--- Start ---

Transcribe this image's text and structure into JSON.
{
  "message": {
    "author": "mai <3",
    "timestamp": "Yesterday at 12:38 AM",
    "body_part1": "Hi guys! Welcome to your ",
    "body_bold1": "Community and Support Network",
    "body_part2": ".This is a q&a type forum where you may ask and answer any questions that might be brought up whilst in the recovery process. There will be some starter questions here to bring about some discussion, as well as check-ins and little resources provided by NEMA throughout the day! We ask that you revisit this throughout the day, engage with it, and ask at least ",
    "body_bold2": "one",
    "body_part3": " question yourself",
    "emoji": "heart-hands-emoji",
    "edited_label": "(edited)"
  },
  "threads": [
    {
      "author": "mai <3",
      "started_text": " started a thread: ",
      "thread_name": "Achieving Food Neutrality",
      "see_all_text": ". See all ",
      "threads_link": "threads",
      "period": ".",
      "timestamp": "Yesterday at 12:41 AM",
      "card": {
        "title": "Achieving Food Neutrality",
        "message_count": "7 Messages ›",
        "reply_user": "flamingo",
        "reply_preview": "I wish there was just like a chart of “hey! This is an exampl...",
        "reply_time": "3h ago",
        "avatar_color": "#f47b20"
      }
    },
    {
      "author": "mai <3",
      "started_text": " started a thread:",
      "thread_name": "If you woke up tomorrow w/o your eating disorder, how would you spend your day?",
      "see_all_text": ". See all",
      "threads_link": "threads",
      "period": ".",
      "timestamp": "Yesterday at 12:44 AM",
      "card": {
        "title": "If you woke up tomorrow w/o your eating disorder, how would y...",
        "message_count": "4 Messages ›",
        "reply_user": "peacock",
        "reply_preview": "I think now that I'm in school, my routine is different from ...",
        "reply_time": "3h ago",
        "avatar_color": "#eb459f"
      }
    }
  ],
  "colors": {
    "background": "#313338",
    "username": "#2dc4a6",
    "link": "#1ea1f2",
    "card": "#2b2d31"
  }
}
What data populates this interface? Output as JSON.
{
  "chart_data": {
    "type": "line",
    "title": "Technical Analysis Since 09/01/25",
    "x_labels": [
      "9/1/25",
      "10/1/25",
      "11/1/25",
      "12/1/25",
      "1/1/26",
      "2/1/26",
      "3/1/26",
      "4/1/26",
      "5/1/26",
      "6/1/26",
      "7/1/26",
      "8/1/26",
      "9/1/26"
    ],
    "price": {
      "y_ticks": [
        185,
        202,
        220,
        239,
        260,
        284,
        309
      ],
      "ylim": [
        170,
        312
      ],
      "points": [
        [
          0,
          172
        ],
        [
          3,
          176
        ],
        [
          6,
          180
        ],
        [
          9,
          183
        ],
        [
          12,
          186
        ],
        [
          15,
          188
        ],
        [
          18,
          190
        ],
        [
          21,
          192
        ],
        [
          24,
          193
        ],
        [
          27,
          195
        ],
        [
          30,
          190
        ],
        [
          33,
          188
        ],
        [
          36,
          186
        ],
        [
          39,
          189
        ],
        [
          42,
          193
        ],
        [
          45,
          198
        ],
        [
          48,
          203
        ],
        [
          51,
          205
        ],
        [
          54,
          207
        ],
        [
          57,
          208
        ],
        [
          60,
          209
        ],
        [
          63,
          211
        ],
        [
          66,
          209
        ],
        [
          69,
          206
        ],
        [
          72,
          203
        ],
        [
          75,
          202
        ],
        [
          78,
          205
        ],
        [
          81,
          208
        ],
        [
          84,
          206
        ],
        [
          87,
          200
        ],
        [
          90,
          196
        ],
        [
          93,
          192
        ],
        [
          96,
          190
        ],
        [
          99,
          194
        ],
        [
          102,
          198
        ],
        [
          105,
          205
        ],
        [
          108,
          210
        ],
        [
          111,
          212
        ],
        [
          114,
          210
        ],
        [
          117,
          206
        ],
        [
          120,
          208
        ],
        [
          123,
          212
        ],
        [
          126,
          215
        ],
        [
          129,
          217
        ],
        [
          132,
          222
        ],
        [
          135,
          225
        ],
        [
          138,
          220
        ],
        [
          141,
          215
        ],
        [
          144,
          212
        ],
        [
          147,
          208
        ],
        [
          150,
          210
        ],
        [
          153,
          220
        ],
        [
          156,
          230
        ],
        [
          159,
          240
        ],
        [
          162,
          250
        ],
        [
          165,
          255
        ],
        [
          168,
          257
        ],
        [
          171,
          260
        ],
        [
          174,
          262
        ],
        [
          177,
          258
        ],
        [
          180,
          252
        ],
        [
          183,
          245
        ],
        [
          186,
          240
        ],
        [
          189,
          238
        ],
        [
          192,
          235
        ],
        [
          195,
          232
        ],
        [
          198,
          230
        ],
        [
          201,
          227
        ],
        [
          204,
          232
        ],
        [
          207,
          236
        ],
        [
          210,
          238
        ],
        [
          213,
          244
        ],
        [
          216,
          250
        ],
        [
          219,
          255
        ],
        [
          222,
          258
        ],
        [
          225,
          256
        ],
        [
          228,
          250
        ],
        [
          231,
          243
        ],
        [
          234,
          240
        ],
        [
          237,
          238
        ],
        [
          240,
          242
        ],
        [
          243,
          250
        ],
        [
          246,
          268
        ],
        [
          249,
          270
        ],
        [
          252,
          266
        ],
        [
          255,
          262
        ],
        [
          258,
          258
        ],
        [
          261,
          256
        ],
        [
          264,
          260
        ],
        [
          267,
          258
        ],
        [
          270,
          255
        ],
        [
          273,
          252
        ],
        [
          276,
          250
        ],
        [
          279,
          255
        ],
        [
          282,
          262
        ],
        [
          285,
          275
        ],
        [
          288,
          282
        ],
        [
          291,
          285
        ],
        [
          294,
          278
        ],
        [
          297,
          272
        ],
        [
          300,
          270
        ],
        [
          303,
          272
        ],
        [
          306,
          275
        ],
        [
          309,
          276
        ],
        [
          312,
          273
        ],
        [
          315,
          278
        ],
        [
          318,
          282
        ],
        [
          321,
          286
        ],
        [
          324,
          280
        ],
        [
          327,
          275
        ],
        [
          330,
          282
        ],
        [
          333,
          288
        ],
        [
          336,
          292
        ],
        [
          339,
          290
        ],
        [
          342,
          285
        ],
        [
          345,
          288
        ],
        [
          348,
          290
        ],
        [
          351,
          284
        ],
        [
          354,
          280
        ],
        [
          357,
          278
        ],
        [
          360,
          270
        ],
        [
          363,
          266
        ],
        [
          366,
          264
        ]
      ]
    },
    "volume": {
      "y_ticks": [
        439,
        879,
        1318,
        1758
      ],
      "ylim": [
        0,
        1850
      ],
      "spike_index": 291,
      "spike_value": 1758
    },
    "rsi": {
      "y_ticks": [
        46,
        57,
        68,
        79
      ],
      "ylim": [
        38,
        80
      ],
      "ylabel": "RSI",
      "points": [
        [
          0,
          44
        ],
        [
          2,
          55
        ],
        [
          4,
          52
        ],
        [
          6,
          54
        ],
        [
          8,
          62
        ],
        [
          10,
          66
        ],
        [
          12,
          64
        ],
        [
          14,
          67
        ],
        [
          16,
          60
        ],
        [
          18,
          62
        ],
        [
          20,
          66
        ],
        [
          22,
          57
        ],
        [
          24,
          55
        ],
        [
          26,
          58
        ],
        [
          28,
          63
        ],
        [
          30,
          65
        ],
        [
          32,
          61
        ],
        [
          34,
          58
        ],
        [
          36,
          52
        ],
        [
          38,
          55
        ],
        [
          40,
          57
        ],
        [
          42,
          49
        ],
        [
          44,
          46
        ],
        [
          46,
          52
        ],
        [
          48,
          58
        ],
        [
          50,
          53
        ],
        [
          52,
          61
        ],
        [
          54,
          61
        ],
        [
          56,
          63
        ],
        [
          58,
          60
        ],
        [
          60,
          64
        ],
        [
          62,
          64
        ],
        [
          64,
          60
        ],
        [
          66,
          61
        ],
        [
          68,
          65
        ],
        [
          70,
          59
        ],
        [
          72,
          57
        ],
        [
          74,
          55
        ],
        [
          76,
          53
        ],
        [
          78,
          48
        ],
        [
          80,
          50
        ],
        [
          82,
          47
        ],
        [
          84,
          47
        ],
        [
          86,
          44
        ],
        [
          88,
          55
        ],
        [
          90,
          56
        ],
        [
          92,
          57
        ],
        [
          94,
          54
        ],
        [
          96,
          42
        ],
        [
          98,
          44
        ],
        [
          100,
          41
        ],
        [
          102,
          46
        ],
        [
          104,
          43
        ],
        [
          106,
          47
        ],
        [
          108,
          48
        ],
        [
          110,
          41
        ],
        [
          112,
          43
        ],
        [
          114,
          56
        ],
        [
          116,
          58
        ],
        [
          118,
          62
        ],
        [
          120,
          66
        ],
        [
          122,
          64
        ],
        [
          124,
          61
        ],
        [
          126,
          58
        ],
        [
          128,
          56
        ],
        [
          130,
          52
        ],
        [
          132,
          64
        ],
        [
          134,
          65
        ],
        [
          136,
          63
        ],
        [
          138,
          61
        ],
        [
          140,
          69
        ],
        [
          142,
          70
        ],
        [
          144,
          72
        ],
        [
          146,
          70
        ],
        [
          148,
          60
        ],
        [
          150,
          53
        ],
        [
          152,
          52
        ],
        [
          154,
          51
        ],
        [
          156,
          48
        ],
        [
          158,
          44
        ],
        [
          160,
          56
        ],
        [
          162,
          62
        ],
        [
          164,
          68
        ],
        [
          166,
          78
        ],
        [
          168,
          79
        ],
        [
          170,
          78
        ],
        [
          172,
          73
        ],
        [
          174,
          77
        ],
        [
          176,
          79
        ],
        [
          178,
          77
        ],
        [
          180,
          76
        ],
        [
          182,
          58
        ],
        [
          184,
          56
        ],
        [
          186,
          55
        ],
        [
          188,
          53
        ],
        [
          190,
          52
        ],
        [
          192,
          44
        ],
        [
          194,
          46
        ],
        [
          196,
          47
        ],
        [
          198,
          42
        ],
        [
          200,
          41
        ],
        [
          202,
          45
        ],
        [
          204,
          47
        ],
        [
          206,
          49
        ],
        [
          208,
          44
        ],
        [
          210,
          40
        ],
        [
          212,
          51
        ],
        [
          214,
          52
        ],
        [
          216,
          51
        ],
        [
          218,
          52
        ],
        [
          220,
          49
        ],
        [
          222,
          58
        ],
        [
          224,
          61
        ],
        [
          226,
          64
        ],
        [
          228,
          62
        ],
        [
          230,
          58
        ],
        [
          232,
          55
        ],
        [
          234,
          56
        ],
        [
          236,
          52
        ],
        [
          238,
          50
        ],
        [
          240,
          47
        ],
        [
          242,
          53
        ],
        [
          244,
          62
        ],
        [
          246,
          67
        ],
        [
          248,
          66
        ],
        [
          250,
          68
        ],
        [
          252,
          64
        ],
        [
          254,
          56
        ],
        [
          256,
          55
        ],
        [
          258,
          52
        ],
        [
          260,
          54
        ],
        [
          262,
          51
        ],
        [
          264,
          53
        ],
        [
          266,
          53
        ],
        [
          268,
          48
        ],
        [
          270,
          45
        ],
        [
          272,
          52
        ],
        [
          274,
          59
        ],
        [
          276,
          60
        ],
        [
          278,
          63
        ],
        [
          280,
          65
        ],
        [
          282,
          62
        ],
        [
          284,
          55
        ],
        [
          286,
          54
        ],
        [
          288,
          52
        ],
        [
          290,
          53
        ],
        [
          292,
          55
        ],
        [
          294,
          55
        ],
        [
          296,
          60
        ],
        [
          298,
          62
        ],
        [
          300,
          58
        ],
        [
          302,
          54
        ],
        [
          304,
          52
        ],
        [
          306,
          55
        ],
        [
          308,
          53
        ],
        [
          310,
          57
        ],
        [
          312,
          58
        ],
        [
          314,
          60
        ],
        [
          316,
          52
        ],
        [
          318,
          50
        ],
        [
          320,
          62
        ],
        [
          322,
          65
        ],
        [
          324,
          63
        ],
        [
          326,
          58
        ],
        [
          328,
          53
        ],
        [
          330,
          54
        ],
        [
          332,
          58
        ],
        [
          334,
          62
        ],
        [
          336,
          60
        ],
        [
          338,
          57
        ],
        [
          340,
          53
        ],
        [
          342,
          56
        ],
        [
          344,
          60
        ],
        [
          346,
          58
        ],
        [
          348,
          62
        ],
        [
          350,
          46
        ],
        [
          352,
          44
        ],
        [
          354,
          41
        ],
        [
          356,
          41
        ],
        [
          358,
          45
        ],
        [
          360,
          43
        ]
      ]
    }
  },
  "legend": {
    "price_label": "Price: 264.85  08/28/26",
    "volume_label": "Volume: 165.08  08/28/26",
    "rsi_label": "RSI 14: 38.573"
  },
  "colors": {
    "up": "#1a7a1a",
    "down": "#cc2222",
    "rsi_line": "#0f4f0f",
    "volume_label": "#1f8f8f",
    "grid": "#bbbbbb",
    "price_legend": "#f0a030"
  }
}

--- End ---

# [Instructions to follow]
Gather all lines of the records that include the word "type".

# [Expected answer]
    "body_part2": ".This is a q&a type forum where you may ask and answer any questions that might be brought up whilst in the recovery process. There will be some starter questions here to bring about some discussion, as well as check-ins and little resources provided by NEMA throughout the day! We ask that you revisit this throughout the day, engage with it, and ask at least ",
    "type": "line",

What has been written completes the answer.